----- DATA SHOWN

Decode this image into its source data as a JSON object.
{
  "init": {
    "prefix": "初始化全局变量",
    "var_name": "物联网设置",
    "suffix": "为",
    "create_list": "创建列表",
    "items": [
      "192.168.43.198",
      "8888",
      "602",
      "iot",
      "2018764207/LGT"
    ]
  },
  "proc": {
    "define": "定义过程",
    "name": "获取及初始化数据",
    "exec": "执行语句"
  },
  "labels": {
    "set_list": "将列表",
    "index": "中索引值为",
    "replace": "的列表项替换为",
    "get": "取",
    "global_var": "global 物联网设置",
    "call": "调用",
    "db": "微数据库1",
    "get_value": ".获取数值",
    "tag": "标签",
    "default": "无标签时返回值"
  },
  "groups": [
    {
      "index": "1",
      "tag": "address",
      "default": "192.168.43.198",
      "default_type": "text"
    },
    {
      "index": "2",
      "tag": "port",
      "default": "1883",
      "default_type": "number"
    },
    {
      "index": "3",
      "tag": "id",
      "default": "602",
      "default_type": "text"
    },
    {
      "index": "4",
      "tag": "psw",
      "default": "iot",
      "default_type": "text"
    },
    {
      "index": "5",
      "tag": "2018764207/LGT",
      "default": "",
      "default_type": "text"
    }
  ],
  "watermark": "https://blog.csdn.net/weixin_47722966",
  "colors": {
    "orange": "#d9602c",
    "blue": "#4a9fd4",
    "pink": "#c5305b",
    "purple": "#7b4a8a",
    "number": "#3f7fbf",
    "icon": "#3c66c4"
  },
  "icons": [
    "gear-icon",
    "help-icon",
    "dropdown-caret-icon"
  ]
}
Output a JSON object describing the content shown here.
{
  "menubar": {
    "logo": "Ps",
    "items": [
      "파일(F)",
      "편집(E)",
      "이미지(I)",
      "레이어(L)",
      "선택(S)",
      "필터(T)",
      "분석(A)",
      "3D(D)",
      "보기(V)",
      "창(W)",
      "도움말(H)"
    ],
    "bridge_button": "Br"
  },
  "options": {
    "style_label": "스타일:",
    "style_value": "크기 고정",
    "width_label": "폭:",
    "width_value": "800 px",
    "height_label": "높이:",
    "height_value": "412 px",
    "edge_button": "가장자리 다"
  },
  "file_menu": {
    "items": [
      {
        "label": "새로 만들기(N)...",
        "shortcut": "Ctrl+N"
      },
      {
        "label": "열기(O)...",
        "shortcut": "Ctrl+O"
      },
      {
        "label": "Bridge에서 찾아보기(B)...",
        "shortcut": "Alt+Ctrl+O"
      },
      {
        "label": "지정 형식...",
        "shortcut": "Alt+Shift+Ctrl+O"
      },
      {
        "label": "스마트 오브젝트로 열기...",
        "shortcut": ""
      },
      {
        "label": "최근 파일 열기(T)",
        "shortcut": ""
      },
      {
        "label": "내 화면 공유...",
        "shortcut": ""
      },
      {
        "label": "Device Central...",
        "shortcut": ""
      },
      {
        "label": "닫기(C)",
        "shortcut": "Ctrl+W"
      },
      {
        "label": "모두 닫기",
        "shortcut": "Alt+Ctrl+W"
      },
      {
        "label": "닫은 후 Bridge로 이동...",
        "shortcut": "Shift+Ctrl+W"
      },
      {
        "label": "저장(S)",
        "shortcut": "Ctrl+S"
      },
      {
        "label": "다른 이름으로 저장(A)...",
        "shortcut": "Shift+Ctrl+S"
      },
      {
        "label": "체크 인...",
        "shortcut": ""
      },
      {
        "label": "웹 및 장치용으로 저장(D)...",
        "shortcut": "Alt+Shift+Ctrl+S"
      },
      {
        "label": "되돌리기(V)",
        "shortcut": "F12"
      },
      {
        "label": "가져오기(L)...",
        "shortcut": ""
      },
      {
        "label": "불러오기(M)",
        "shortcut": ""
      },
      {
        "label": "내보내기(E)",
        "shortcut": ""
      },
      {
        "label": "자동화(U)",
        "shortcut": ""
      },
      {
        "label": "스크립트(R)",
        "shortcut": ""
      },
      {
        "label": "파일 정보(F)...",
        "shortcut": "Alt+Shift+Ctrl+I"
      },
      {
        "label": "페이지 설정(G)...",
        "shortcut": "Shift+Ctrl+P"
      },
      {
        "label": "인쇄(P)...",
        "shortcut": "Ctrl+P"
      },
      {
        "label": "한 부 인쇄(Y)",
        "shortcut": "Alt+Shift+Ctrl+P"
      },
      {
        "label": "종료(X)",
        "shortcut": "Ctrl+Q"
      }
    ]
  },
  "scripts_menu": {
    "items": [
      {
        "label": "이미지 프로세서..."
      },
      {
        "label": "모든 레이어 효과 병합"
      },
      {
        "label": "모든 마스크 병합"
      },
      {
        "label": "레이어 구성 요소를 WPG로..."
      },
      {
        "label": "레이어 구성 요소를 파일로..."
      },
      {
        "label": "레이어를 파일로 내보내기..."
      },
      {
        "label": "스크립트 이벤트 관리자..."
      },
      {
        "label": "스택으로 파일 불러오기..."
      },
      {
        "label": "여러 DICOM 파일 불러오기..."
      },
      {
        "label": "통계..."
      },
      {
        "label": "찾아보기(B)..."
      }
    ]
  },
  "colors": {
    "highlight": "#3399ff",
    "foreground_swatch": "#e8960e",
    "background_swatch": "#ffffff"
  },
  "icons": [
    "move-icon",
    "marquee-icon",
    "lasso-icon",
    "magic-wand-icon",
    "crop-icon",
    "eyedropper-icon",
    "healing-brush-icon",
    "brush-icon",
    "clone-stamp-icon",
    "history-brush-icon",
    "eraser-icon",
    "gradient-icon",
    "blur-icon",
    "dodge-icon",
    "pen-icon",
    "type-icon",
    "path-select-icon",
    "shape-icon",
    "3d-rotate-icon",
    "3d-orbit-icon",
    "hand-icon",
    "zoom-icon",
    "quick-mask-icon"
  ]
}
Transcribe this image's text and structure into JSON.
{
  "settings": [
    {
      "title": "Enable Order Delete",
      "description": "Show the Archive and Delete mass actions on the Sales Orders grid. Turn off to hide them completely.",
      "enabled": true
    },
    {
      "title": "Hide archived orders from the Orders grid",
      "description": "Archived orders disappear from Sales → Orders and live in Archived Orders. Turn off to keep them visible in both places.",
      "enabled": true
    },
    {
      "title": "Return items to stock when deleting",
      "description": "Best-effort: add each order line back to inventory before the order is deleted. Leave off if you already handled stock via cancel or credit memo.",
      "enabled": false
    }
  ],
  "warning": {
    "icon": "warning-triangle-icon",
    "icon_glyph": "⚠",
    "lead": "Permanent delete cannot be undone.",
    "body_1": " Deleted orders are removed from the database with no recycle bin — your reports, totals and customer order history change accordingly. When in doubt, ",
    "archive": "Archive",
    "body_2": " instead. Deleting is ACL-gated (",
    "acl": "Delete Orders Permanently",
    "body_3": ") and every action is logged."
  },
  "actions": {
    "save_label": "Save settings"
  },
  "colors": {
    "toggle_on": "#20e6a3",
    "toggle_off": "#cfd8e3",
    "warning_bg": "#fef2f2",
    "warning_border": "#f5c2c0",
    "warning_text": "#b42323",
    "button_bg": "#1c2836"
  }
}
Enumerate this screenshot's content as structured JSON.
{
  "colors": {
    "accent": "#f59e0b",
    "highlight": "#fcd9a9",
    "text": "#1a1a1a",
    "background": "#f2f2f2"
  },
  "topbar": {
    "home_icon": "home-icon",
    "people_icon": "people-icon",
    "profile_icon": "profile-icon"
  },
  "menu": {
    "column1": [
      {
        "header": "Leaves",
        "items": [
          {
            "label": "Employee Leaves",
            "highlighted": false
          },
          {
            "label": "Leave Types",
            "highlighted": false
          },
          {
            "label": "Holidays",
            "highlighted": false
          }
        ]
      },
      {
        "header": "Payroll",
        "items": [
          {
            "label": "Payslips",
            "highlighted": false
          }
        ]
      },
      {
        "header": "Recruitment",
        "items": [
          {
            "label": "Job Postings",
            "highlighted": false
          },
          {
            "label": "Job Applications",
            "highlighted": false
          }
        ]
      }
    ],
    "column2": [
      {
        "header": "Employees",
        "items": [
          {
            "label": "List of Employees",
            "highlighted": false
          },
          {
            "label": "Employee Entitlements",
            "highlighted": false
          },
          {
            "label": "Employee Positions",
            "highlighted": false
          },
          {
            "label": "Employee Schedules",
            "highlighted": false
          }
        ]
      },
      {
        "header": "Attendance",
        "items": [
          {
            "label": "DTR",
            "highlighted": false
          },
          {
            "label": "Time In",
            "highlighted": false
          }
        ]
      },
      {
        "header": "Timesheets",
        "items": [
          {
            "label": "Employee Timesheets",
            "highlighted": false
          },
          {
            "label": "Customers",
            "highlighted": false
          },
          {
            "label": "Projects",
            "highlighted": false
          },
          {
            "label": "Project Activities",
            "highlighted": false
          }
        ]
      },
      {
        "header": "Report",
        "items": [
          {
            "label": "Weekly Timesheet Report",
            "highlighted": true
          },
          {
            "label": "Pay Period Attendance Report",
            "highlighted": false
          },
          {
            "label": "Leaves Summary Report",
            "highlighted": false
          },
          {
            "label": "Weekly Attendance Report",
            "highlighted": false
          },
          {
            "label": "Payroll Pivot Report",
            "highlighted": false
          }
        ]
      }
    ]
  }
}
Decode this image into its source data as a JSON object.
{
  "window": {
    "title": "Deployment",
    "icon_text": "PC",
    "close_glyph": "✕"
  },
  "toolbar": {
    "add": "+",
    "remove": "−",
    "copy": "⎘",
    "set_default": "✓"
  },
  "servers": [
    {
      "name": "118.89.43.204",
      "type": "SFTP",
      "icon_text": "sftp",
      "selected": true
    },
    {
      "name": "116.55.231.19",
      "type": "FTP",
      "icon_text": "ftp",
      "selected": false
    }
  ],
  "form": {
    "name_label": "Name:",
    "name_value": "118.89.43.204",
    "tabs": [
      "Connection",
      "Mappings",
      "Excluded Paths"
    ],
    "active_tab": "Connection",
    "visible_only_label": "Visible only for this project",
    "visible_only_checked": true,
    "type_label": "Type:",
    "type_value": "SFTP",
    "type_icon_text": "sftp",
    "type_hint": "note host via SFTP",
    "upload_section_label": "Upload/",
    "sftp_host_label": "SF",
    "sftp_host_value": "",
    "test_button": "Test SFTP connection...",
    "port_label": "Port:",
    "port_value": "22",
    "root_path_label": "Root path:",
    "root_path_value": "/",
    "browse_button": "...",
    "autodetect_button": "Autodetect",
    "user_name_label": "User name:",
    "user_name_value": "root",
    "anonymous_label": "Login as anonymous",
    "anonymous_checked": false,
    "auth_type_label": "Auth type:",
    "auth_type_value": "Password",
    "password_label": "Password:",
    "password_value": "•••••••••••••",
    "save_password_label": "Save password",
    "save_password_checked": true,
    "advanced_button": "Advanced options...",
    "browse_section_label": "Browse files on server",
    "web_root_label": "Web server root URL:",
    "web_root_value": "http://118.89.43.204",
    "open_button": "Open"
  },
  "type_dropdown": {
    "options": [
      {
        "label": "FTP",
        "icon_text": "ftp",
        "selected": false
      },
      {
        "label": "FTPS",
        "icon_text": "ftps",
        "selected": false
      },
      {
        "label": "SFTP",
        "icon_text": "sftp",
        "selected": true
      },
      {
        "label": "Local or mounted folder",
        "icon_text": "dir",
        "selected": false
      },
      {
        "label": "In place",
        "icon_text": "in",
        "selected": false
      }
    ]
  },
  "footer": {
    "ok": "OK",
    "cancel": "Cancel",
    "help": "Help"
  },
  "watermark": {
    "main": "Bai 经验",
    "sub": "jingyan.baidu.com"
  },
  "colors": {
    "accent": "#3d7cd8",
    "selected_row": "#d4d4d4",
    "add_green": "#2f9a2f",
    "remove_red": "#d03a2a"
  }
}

----------

Copy out every line from the data above that has "history" in it.

* [OUTPUT OF THE TASK]:
    "history-brush-icon",
    "body_1": " Deleted orders are removed from the database with no recycle bin — your reports, totals and customer order history change accordingly. When in doubt, ",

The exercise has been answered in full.